**Material supplied:**
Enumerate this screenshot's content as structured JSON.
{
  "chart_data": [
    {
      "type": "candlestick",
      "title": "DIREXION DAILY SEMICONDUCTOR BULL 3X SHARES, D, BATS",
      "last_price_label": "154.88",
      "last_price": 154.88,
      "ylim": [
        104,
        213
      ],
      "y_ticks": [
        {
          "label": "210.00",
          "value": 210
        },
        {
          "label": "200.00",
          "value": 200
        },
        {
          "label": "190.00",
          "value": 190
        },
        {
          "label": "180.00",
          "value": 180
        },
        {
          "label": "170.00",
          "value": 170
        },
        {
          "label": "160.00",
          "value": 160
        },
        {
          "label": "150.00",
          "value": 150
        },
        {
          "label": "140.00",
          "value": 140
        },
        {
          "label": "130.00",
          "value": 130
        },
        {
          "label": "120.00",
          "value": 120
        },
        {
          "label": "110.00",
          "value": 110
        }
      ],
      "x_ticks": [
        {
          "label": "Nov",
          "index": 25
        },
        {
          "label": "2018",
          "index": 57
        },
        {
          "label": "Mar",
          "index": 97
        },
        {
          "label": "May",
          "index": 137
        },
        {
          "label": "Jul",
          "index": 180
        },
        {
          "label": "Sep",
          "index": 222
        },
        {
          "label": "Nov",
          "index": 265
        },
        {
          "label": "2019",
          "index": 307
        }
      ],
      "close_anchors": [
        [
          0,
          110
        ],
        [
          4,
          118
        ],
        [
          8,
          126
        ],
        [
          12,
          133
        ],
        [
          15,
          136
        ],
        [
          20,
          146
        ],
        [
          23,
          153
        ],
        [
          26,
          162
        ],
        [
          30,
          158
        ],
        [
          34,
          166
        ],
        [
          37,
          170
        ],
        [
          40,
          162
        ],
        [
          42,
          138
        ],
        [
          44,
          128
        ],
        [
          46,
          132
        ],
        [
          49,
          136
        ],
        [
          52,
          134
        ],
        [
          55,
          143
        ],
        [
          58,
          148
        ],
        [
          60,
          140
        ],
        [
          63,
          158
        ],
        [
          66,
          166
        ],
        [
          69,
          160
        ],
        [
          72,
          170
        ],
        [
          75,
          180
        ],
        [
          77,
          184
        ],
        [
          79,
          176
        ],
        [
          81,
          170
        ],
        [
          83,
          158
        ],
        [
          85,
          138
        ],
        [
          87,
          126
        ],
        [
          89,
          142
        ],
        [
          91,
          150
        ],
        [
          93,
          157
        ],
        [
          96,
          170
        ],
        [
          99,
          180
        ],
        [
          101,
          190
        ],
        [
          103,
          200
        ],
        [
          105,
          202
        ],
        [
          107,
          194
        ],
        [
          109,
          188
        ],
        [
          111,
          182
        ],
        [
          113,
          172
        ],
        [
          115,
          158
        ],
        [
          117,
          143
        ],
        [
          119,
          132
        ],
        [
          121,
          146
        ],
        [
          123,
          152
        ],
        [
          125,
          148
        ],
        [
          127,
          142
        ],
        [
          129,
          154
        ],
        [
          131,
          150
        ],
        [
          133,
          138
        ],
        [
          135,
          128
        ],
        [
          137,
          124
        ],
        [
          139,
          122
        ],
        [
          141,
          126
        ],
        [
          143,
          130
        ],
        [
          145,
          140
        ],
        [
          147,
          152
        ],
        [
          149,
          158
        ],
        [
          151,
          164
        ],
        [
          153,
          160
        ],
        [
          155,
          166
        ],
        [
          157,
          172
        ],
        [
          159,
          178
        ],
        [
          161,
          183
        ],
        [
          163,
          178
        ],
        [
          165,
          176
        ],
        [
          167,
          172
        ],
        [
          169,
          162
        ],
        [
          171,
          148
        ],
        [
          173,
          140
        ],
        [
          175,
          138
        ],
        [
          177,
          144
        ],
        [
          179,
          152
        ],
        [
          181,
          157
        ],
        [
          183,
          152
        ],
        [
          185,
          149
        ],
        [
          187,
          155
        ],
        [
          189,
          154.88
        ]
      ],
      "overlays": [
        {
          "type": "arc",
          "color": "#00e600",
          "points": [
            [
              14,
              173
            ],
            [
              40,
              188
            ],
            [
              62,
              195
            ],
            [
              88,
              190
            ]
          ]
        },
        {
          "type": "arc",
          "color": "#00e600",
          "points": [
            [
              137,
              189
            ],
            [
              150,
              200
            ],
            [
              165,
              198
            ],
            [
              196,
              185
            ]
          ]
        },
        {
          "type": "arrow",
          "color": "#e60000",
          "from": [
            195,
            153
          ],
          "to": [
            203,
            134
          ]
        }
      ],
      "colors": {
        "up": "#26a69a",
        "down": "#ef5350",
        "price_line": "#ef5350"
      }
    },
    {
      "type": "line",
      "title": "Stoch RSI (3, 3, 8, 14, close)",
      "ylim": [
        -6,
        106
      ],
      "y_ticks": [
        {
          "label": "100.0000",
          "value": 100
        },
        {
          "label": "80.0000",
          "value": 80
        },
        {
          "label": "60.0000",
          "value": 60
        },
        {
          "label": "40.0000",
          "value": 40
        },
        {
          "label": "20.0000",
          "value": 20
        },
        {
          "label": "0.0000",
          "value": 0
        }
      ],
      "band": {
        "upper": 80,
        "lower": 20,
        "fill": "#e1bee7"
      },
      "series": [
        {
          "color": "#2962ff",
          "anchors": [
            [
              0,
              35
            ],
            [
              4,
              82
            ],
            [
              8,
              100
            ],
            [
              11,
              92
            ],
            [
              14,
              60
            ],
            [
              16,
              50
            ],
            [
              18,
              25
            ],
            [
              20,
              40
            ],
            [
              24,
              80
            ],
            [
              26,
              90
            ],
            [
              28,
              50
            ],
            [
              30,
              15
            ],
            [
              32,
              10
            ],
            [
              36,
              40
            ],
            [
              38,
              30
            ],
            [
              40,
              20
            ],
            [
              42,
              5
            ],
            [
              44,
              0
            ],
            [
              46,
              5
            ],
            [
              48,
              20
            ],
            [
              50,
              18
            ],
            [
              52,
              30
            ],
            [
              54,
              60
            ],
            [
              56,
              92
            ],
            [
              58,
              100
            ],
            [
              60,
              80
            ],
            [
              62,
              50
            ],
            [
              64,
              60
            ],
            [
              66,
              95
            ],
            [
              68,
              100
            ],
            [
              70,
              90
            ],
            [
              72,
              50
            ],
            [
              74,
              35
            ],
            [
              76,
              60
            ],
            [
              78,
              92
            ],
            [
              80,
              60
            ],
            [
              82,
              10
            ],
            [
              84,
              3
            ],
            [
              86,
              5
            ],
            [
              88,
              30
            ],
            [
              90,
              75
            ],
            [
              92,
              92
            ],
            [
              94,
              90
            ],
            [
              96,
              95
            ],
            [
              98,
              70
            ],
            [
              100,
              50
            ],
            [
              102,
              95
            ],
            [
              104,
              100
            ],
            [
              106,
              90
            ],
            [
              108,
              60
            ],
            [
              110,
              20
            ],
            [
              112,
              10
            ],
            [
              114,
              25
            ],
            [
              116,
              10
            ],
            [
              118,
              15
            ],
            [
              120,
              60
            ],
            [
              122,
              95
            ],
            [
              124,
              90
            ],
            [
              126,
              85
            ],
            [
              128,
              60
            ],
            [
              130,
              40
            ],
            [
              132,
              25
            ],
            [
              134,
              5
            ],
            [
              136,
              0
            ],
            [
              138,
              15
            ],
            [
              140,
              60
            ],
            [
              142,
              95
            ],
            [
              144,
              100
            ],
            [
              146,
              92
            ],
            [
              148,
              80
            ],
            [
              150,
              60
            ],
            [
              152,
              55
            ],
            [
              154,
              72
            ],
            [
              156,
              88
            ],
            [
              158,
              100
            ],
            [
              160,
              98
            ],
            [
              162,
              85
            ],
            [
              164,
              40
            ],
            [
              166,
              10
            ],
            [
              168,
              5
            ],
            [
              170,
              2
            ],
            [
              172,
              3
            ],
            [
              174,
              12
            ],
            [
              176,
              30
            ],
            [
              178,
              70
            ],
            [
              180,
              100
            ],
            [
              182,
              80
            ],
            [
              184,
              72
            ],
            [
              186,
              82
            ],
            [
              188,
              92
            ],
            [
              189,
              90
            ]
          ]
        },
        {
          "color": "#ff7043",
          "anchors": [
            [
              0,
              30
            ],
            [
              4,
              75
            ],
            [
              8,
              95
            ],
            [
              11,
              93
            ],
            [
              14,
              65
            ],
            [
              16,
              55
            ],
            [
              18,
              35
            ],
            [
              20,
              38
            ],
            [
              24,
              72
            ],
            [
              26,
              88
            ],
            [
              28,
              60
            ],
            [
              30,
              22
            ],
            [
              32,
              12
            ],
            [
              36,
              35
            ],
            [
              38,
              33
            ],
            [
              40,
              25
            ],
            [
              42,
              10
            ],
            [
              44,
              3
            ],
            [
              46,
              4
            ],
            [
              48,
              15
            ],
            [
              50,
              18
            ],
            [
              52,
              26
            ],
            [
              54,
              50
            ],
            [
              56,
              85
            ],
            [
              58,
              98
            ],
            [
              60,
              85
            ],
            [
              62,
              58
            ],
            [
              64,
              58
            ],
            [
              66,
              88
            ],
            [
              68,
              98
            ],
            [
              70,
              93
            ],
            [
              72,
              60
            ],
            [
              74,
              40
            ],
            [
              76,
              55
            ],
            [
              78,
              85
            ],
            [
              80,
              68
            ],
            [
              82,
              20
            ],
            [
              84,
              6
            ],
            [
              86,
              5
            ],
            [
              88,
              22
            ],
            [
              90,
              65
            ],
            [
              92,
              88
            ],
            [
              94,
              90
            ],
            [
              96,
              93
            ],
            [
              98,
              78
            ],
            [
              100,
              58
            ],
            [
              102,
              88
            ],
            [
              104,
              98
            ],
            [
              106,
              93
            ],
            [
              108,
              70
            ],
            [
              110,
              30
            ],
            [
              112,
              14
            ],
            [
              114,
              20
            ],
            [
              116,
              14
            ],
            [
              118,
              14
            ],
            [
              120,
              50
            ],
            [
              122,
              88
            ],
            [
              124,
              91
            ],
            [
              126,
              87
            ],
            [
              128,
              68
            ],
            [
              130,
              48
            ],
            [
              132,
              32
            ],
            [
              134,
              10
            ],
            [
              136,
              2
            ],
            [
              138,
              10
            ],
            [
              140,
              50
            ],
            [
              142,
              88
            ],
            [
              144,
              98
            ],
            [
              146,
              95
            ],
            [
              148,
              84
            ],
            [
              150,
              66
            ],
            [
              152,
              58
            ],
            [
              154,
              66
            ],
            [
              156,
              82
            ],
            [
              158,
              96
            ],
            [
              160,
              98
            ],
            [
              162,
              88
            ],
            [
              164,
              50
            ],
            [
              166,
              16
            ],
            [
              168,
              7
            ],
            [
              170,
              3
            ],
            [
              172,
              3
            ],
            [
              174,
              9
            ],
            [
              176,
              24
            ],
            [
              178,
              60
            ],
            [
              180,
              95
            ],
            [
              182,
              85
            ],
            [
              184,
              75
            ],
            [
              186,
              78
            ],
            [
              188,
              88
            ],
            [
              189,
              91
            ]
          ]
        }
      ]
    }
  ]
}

**Task description:** Pull out every line above that holds the word "type".

**Written solution:**
      "type": "candlestick",
          "type": "arc",
          "type": "arc",
          "type": "arrow",
      "type": "line",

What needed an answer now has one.